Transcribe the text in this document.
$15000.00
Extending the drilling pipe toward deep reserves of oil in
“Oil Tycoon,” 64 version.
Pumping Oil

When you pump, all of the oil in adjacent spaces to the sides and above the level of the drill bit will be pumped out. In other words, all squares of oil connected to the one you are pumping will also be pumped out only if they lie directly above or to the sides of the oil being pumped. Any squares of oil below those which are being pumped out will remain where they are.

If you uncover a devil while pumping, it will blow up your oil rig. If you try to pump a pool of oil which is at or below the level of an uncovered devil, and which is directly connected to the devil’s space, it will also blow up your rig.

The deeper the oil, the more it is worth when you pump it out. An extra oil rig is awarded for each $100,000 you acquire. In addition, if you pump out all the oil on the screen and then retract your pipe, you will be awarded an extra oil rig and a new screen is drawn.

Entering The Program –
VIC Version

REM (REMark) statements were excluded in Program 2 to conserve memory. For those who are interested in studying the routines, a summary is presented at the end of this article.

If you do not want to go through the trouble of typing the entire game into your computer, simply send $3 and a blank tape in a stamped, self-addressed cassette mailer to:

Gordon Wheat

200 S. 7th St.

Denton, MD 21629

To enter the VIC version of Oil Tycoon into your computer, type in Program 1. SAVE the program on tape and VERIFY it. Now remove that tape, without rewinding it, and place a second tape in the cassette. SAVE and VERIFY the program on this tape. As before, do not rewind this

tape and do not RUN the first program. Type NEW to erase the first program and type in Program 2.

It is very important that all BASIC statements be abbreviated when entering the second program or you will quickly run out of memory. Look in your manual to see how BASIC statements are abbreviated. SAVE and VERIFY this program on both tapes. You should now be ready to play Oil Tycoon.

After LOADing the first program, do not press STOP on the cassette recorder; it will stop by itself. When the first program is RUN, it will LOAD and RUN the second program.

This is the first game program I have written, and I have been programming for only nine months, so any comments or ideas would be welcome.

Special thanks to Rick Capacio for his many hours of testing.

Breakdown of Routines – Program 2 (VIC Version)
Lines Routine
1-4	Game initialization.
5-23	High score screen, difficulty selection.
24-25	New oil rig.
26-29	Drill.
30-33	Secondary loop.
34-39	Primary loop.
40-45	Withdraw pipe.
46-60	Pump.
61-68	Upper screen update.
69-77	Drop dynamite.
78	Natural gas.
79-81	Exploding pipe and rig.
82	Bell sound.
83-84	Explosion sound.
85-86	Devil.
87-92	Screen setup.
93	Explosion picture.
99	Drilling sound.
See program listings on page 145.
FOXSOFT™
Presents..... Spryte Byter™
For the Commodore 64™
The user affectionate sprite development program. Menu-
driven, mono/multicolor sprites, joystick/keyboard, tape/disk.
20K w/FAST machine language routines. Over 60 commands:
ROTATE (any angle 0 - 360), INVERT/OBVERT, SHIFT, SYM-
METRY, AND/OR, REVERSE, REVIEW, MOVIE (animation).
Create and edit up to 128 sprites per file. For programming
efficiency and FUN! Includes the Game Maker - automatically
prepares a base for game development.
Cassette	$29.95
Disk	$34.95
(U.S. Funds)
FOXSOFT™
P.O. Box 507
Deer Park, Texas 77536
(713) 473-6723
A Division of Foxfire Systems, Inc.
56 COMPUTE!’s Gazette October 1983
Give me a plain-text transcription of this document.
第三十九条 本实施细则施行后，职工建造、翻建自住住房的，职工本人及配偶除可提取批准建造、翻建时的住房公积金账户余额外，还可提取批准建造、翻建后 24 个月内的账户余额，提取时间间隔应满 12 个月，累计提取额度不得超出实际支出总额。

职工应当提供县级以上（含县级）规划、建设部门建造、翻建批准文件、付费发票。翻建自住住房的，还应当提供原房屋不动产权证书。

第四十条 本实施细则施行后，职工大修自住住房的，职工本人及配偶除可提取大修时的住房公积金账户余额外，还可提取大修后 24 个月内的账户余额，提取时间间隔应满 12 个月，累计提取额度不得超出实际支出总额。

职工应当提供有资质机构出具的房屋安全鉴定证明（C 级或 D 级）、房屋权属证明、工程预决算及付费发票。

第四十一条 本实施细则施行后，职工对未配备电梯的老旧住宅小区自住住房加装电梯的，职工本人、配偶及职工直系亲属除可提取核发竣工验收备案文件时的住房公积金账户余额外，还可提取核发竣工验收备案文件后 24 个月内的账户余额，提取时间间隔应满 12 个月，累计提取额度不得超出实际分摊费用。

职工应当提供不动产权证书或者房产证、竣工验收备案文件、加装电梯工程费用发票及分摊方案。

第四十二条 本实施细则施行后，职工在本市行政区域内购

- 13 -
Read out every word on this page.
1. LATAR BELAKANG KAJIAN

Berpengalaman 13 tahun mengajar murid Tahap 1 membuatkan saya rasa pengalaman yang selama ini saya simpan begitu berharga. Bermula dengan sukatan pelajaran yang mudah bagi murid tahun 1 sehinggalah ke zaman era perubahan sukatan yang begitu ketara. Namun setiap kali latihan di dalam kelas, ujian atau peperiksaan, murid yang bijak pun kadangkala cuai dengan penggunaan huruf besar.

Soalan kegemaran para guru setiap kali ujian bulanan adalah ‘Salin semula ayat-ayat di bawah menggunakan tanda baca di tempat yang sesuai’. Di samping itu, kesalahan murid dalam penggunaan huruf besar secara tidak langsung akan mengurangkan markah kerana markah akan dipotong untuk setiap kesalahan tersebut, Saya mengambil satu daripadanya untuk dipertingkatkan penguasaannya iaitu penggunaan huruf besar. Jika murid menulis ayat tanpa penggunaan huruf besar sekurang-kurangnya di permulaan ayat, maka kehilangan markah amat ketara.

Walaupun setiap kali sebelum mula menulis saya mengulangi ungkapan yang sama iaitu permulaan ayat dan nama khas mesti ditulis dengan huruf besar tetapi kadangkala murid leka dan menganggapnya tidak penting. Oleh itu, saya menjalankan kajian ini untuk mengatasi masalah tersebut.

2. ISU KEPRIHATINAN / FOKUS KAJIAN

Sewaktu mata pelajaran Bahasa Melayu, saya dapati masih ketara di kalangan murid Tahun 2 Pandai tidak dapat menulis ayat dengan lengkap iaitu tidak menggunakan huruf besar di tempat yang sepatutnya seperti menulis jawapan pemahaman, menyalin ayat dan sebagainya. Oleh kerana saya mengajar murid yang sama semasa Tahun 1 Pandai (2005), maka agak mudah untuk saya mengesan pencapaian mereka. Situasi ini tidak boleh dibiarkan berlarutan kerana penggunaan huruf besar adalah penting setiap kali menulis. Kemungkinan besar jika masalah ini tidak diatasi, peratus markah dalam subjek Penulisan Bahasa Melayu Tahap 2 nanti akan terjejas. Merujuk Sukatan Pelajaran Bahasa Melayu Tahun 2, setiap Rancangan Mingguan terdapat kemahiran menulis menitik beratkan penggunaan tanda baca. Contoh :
# # # # # # #
▶ Given request
All of the lines above must be returned exactly.

▶ Solution below
Transcribe the text in this document.
$15000.00
Extending the drilling pipe toward deep reserves of oil in
“Oil Tycoon,” 64 version.
Pumping Oil

When you pump, all of the oil in adjacent spaces to the sides and above the level of the drill bit will be pumped out. In other words, all squares of oil connected to the one you are pumping will also be pumped out only if they lie directly above or to the sides of the oil being pumped. Any squares of oil below those which are being pumped out will remain where they are.

If you uncover a devil while pumping, it will blow up your oil rig. If you try to pump a pool of oil which is at or below the level of an uncovered devil, and which is directly connected to the devil’s space, it will also blow up your rig.

The deeper the oil, the more it is worth when you pump it out. An extra oil rig is awarded for each $100,000 you acquire. In addition, if you pump out all the oil on the screen and then retract your pipe, you will be awarded an extra oil rig and a new screen is drawn.

Entering The Program –
VIC Version

REM (REMark) statements were excluded in Program 2 to conserve memory. For those who are interested in studying the routines, a summary is presented at the end of this article.

If you do not want to go through the trouble of typing the entire game into your computer, simply send $3 and a blank tape in a stamped, self-addressed cassette mailer to:

Gordon Wheat

200 S. 7th St.

Denton, MD 21629

To enter the VIC version of Oil Tycoon into your computer, type in Program 1. SAVE the program on tape and VERIFY it. Now remove that tape, without rewinding it, and place a second tape in the cassette. SAVE and VERIFY the program on this tape. As before, do not rewind this

tape and do not RUN the first program. Type NEW to erase the first program and type in Program 2.

It is very important that all BASIC statements be abbreviated when entering the second program or you will quickly run out of memory. Look in your manual to see how BASIC statements are abbreviated. SAVE and VERIFY this program on both tapes. You should now be ready to play Oil Tycoon.

After LOADing the first program, do not press STOP on the cassette recorder; it will stop by itself. When the first program is RUN, it will LOAD and RUN the second program.

This is the first game program I have written, and I have been programming for only nine months, so any comments or ideas would be welcome.

Special thanks to Rick Capacio for his many hours of testing.

Breakdown of Routines – Program 2 (VIC Version)
Lines Routine
1-4	Game initialization.
5-23	High score screen, difficulty selection.
24-25	New oil rig.
26-29	Drill.
30-33	Secondary loop.
34-39	Primary loop.
40-45	Withdraw pipe.
46-60	Pump.
61-68	Upper screen update.
69-77	Drop dynamite.
78	Natural gas.
79-81	Exploding pipe and rig.
82	Bell sound.
83-84	Explosion sound.
85-86	Devil.
87-92	Screen setup.
93	Explosion picture.
99	Drilling sound.
See program listings on page 145.
FOXSOFT™
Presents..... Spryte Byter™
For the Commodore 64™
The user affectionate sprite development program. Menu-
driven, mono/multicolor sprites, joystick/keyboard, tape/disk.
20K w/FAST machine language routines. Over 60 commands:
ROTATE (any angle 0 - 360), INVERT/OBVERT, SHIFT, SYM-
METRY, AND/OR, REVERSE, REVIEW, MOVIE (animation).
Create and edit up to 128 sprites per file. For programming
efficiency and FUN! Includes the Game Maker - automatically
prepares a base for game development.
Cassette	$29.95
Disk	$34.95
(U.S. Funds)
FOXSOFT™
P.O. Box 507
Deer Park, Texas 77536
(713) 473-6723
A Division of Foxfire Systems, Inc.
56 COMPUTE!’s Gazette October 1983
Give me a plain-text transcription of this document.
第三十九条 本实施细则施行后，职工建造、翻建自住住房的，职工本人及配偶除可提取批准建造、翻建时的住房公积金账户余额外，还可提取批准建造、翻建后 24 个月内的账户余额，提取时间间隔应满 12 个月，累计提取额度不得超出实际支出总额。

职工应当提供县级以上（含县级）规划、建设部门建造、翻建批准文件、付费发票。翻建自住住房的，还应当提供原房屋不动产权证书。

第四十条 本实施细则施行后，职工大修自住住房的，职工本人及配偶除可提取大修时的住房公积金账户余额外，还可提取大修后 24 个月内的账户余额，提取时间间隔应满 12 个月，累计提取额度不得超出实际支出总额。

职工应当提供有资质机构出具的房屋安全鉴定证明（C 级或 D 级）、房屋权属证明、工程预决算及付费发票。

第四十一条 本实施细则施行后，职工对未配备电梯的老旧住宅小区自住住房加装电梯的，职工本人、配偶及职工直系亲属除可提取核发竣工验收备案文件时的住房公积金账户余额外，还可提取核发竣工验收备案文件后 24 个月内的账户余额，提取时间间隔应满 12 个月，累计提取额度不得超出实际分摊费用。

职工应当提供不动产权证书或者房产证、竣工验收备案文件、加装电梯工程费用发票及分摊方案。

第四十二条 本实施细则施行后，职工在本市行政区域内购

- 13 -
Read out every word on this page.
1. LATAR BELAKANG KAJIAN

Berpengalaman 13 tahun mengajar murid Tahap 1 membuatkan saya rasa pengalaman yang selama ini saya simpan begitu berharga. Bermula dengan sukatan pelajaran yang mudah bagi murid tahun 1 sehinggalah ke zaman era perubahan sukatan yang begitu ketara. Namun setiap kali latihan di dalam kelas, ujian atau peperiksaan, murid yang bijak pun kadangkala cuai dengan penggunaan huruf besar.

Soalan kegemaran para guru setiap kali ujian bulanan adalah ‘Salin semula ayat-ayat di bawah menggunakan tanda baca di tempat yang sesuai’. Di samping itu, kesalahan murid dalam penggunaan huruf besar secara tidak langsung akan mengurangkan markah kerana markah akan dipotong untuk setiap kesalahan tersebut, Saya mengambil satu daripadanya untuk dipertingkatkan penguasaannya iaitu penggunaan huruf besar. Jika murid menulis ayat tanpa penggunaan huruf besar sekurang-kurangnya di permulaan ayat, maka kehilangan markah amat ketara.

Walaupun setiap kali sebelum mula menulis saya mengulangi ungkapan yang sama iaitu permulaan ayat dan nama khas mesti ditulis dengan huruf besar tetapi kadangkala murid leka dan menganggapnya tidak penting. Oleh itu, saya menjalankan kajian ini untuk mengatasi masalah tersebut.

2. ISU KEPRIHATINAN / FOKUS KAJIAN

Sewaktu mata pelajaran Bahasa Melayu, saya dapati masih ketara di kalangan murid Tahun 2 Pandai tidak dapat menulis ayat dengan lengkap iaitu tidak menggunakan huruf besar di tempat yang sepatutnya seperti menulis jawapan pemahaman, menyalin ayat dan sebagainya. Oleh kerana saya mengajar murid yang sama semasa Tahun 1 Pandai (2005), maka agak mudah untuk saya mengesan pencapaian mereka. Situasi ini tidak boleh dibiarkan berlarutan kerana penggunaan huruf besar adalah penting setiap kali menulis. Kemungkinan besar jika masalah ini tidak diatasi, peratus markah dalam subjek Penulisan Bahasa Melayu Tahap 2 nanti akan terjejas. Merujuk Sukatan Pelajaran Bahasa Melayu Tahun 2, setiap Rancangan Mingguan terdapat kemahiran menulis menitik beratkan penggunaan tanda baca. Contoh :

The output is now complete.